Requirement: Will you give every entry again exactly as it stands?

------------------------------------------------

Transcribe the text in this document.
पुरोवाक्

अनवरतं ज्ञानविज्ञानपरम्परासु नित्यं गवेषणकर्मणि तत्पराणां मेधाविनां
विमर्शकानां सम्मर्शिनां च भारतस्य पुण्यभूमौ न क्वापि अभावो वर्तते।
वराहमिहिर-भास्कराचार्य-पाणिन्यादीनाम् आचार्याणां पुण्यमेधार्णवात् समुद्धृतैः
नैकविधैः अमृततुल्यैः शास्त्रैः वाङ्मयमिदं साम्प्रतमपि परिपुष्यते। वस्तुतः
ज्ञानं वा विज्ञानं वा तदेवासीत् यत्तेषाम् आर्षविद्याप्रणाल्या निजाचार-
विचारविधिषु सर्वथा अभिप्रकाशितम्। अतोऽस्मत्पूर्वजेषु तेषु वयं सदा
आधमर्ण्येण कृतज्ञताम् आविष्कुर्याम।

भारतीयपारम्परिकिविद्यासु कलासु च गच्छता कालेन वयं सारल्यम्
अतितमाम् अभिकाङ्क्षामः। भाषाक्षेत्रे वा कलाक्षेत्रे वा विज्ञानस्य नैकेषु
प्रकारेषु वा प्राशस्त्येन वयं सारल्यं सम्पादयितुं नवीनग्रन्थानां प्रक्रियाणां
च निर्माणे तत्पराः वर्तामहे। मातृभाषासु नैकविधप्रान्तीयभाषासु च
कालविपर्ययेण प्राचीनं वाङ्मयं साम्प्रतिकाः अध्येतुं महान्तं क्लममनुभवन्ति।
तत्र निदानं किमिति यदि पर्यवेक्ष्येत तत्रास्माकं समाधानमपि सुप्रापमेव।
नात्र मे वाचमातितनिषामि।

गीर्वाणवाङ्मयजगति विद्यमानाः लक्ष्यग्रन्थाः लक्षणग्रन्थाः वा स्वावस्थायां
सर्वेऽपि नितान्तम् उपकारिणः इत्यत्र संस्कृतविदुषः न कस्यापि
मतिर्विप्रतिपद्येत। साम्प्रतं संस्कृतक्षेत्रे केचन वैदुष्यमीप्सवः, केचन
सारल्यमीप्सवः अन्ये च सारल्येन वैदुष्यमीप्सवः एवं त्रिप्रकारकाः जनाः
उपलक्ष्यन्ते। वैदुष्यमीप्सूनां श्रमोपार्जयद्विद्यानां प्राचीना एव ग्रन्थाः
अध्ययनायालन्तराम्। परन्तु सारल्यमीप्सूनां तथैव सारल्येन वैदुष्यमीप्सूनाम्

------------------------------------------------

Answer in full:
Transcribe the text in this document.
पुरोवाक्

अनवरतं ज्ञानविज्ञानपरम्परासु नित्यं गवेषणकर्मणि तत्पराणां मेधाविनां
विमर्शकानां सम्मर्शिनां च भारतस्य पुण्यभूमौ न क्वापि अभावो वर्तते।
वराहमिहिर-भास्कराचार्य-पाणिन्यादीनाम् आचार्याणां पुण्यमेधार्णवात् समुद्धृतैः
नैकविधैः अमृततुल्यैः शास्त्रैः वाङ्मयमिदं साम्प्रतमपि परिपुष्यते। वस्तुतः
ज्ञानं वा विज्ञानं वा तदेवासीत् यत्तेषाम् आर्षविद्याप्रणाल्या निजाचार-
विचारविधिषु सर्वथा अभिप्रकाशितम्। अतोऽस्मत्पूर्वजेषु तेषु वयं सदा
आधमर्ण्येण कृतज्ञताम् आविष्कुर्याम।

भारतीयपारम्परिकिविद्यासु कलासु च गच्छता कालेन वयं सारल्यम्
अतितमाम् अभिकाङ्क्षामः। भाषाक्षेत्रे वा कलाक्षेत्रे वा विज्ञानस्य नैकेषु
प्रकारेषु वा प्राशस्त्येन वयं सारल्यं सम्पादयितुं नवीनग्रन्थानां प्रक्रियाणां
च निर्माणे तत्पराः वर्तामहे। मातृभाषासु नैकविधप्रान्तीयभाषासु च
कालविपर्ययेण प्राचीनं वाङ्मयं साम्प्रतिकाः अध्येतुं महान्तं क्लममनुभवन्ति।
तत्र निदानं किमिति यदि पर्यवेक्ष्येत तत्रास्माकं समाधानमपि सुप्रापमेव।
नात्र मे वाचमातितनिषामि।

गीर्वाणवाङ्मयजगति विद्यमानाः लक्ष्यग्रन्थाः लक्षणग्रन्थाः वा स्वावस्थायां
सर्वेऽपि नितान्तम् उपकारिणः इत्यत्र संस्कृतविदुषः न कस्यापि
मतिर्विप्रतिपद्येत। साम्प्रतं संस्कृतक्षेत्रे केचन वैदुष्यमीप्सवः, केचन
सारल्यमीप्सवः अन्ये च सारल्येन वैदुष्यमीप्सवः एवं त्रिप्रकारकाः जनाः
उपलक्ष्यन्ते। वैदुष्यमीप्सूनां श्रमोपार्जयद्विद्यानां प्राचीना एव ग्रन्थाः
अध्ययनायालन्तराम्। परन्तु सारल्यमीप्सूनां तथैव सारल्येन वैदुष्यमीप्सूनाम्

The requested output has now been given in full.